• Problem details
Your answer should be a single number: how many lines in the data below hold the string "text".

• Records supplied
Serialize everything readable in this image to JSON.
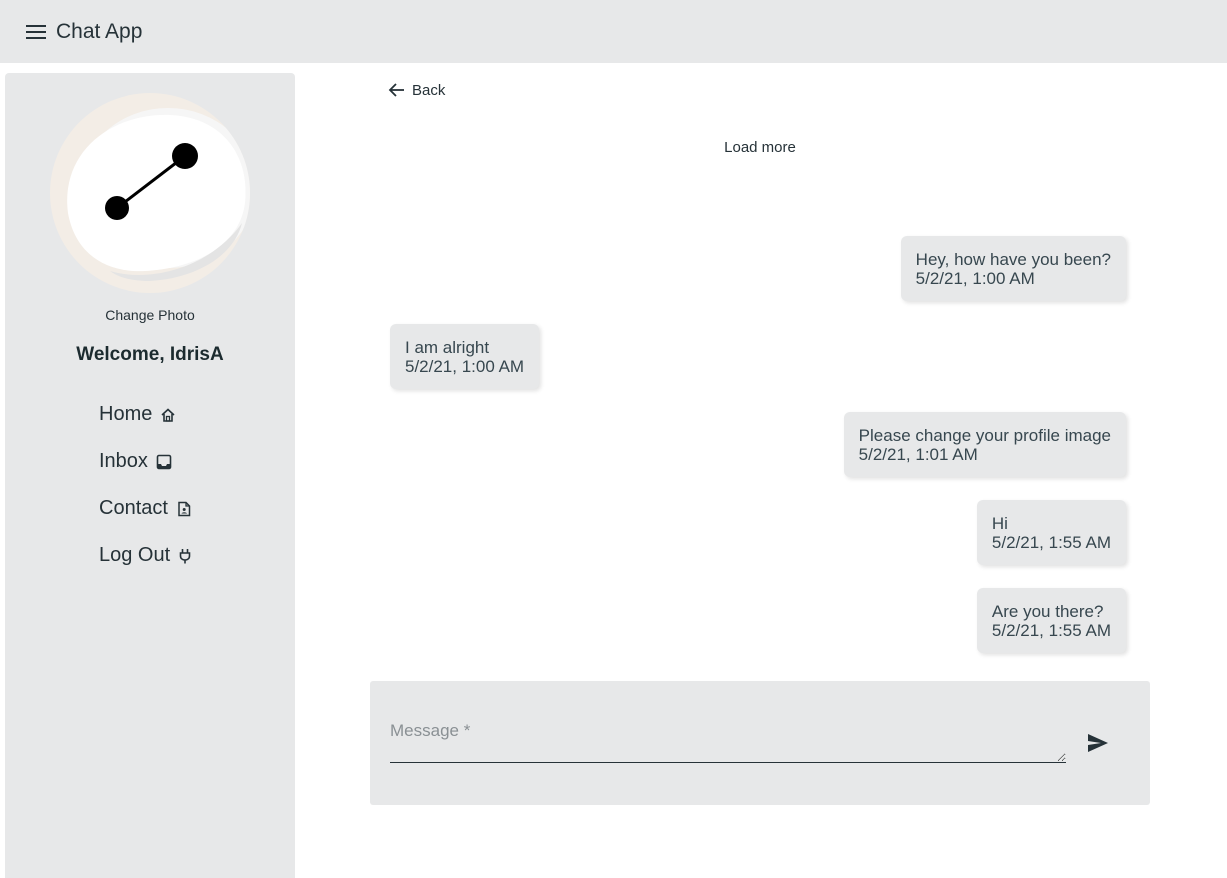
{
  "app": {
    "title": "Chat App"
  },
  "sidebar": {
    "change_photo": "Change Photo",
    "welcome": "Welcome, IdrisA",
    "items": [
      {
        "label": "Home",
        "icon": "home-icon"
      },
      {
        "label": "Inbox",
        "icon": "inbox-icon"
      },
      {
        "label": "Contact",
        "icon": "contact-icon"
      },
      {
        "label": "Log Out",
        "icon": "plug-icon"
      }
    ]
  },
  "chat": {
    "back_label": "Back",
    "load_more": "Load more",
    "messages": [
      {
        "side": "right",
        "text": "Hey, how have you been?",
        "time": "5/2/21, 1:00 AM"
      },
      {
        "side": "left",
        "text": "I am alright",
        "time": "5/2/21, 1:00 AM"
      },
      {
        "side": "right",
        "text": "Please change your profile image",
        "time": "5/2/21, 1:01 AM"
      },
      {
        "side": "right",
        "text": "Hi",
        "time": "5/2/21, 1:55 AM"
      },
      {
        "side": "right",
        "text": "Are you there?",
        "time": "5/2/21, 1:55 AM"
      }
    ],
    "composer": {
      "placeholder": "Message *",
      "value": ""
    }
  },
  "colors": {
    "panel_bg": "#e7e8e9",
    "text": "#263238"
  }
}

• Final answer
6